» **AIM**: Work out the number of lines in the listing that include the string "content". Reply with that number alone.

» **RECORDS FOR THIS EXERCISE**:
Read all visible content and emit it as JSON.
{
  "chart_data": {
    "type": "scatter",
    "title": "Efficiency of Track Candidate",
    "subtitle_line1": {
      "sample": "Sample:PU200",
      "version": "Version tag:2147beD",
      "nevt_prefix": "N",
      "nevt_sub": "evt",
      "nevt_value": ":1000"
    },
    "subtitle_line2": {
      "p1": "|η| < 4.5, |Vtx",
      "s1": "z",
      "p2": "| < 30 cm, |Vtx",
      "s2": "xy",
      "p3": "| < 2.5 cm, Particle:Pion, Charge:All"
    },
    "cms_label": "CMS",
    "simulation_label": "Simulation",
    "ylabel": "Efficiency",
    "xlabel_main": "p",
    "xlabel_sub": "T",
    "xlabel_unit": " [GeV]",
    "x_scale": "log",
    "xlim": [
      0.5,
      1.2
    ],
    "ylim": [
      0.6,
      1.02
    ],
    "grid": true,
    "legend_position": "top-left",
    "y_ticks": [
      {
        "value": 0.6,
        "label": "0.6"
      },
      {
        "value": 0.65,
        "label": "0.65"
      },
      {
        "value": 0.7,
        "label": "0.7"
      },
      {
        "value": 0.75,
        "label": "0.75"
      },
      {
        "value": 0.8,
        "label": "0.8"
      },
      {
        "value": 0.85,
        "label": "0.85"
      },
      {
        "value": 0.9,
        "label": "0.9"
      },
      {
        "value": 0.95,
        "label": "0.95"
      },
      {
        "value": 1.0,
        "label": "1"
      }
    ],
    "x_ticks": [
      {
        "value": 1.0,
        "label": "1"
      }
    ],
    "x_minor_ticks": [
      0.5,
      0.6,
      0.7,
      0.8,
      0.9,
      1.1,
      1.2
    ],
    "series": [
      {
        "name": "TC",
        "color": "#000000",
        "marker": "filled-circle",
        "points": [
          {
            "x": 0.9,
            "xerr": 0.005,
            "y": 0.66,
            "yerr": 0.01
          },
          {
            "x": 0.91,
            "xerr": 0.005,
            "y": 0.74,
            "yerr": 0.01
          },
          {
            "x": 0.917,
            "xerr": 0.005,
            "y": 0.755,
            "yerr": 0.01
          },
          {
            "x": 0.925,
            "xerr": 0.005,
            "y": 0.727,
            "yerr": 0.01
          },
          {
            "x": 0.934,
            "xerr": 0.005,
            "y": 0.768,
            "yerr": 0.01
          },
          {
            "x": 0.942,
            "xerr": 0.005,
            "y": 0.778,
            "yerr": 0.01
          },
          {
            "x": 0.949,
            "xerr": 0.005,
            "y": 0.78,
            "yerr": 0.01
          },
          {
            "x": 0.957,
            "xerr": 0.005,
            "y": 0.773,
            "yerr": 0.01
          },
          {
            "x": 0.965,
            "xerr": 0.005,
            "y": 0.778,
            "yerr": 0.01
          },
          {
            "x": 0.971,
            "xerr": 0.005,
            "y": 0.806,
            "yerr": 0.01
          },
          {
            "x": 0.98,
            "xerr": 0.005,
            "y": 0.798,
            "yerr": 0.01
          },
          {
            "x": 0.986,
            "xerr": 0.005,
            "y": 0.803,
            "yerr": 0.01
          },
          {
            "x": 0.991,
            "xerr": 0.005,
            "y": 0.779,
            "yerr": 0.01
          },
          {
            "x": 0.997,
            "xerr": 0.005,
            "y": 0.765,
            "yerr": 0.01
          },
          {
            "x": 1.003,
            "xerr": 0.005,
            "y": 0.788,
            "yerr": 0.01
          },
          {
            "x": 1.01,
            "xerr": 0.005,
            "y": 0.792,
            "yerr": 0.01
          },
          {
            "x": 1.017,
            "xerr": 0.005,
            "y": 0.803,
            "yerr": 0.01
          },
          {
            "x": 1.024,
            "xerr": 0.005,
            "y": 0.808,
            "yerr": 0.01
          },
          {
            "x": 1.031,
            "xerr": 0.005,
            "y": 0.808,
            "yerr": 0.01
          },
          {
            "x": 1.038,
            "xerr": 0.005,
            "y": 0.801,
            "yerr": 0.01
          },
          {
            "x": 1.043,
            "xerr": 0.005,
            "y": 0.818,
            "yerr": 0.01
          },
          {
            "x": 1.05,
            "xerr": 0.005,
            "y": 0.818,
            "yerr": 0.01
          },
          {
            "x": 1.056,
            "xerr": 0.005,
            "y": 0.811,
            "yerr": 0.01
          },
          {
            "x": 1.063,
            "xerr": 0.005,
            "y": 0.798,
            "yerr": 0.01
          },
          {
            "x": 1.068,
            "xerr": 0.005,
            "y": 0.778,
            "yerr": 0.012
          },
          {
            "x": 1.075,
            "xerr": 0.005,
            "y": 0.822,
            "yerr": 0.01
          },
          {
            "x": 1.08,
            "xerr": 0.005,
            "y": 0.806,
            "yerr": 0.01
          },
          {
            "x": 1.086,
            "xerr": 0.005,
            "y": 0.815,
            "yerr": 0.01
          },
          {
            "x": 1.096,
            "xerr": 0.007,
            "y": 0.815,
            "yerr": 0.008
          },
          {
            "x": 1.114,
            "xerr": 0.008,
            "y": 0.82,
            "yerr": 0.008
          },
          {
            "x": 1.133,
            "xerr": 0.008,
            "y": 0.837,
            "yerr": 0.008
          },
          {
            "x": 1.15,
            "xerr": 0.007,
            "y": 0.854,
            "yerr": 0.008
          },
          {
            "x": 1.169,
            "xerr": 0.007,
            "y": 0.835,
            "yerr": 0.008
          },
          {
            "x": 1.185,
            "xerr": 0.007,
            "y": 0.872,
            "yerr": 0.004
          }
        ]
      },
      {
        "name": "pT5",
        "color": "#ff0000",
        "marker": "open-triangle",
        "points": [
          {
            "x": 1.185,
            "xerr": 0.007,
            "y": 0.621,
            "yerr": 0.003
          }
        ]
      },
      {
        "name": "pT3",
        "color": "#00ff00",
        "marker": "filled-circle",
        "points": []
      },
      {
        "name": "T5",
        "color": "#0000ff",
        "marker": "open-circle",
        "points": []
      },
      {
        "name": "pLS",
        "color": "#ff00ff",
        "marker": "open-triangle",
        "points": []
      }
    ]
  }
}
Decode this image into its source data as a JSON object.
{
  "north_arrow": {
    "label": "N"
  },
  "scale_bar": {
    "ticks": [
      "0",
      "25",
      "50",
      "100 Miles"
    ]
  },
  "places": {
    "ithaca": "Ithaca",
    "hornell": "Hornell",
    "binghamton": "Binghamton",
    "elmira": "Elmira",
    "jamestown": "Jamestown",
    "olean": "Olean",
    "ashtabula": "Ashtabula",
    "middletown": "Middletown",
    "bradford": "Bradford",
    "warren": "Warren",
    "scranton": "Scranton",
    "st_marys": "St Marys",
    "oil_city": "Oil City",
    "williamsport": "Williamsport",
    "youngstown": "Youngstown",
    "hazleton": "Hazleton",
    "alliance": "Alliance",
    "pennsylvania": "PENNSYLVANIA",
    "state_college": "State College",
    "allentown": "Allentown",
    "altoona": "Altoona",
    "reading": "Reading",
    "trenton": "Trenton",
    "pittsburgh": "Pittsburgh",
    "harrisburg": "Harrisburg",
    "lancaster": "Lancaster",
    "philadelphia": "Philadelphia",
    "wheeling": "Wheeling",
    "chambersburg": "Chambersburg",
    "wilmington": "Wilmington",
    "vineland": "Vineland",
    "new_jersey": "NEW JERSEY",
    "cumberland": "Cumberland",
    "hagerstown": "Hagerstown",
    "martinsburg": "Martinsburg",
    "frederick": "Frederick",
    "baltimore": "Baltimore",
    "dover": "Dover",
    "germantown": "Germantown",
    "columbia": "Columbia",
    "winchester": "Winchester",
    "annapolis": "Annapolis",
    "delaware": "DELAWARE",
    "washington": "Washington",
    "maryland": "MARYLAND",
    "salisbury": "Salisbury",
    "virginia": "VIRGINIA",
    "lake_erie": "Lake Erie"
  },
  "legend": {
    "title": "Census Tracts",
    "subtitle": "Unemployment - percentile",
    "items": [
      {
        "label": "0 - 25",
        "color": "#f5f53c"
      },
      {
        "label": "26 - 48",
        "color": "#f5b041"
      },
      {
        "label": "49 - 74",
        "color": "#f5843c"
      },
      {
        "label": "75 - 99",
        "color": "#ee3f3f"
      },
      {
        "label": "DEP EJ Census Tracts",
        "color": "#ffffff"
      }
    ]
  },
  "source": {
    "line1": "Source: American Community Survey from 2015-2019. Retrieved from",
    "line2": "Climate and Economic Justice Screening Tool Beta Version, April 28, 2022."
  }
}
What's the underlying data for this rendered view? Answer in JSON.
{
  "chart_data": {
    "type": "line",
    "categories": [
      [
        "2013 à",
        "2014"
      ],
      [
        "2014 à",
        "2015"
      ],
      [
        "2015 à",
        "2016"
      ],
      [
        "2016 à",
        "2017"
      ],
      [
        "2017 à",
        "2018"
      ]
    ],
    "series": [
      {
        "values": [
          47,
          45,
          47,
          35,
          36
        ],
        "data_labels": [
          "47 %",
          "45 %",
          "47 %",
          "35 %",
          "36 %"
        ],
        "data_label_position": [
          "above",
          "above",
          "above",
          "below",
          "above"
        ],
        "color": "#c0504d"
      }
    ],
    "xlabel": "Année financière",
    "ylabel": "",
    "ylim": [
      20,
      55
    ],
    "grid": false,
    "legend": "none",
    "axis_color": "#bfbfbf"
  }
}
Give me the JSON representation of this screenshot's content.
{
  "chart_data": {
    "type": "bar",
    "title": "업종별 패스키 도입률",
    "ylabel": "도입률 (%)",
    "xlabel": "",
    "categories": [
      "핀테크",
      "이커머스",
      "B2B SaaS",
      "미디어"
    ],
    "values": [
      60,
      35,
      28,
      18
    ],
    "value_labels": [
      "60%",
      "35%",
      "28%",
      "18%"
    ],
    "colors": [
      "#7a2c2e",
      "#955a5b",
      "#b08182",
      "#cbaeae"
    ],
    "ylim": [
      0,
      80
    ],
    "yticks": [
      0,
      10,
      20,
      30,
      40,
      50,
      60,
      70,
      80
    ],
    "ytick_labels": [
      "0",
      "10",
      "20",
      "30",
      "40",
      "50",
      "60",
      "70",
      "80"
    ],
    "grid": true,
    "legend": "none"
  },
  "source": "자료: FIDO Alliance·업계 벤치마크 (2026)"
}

» **ANSWER FOR THE TASK**: 2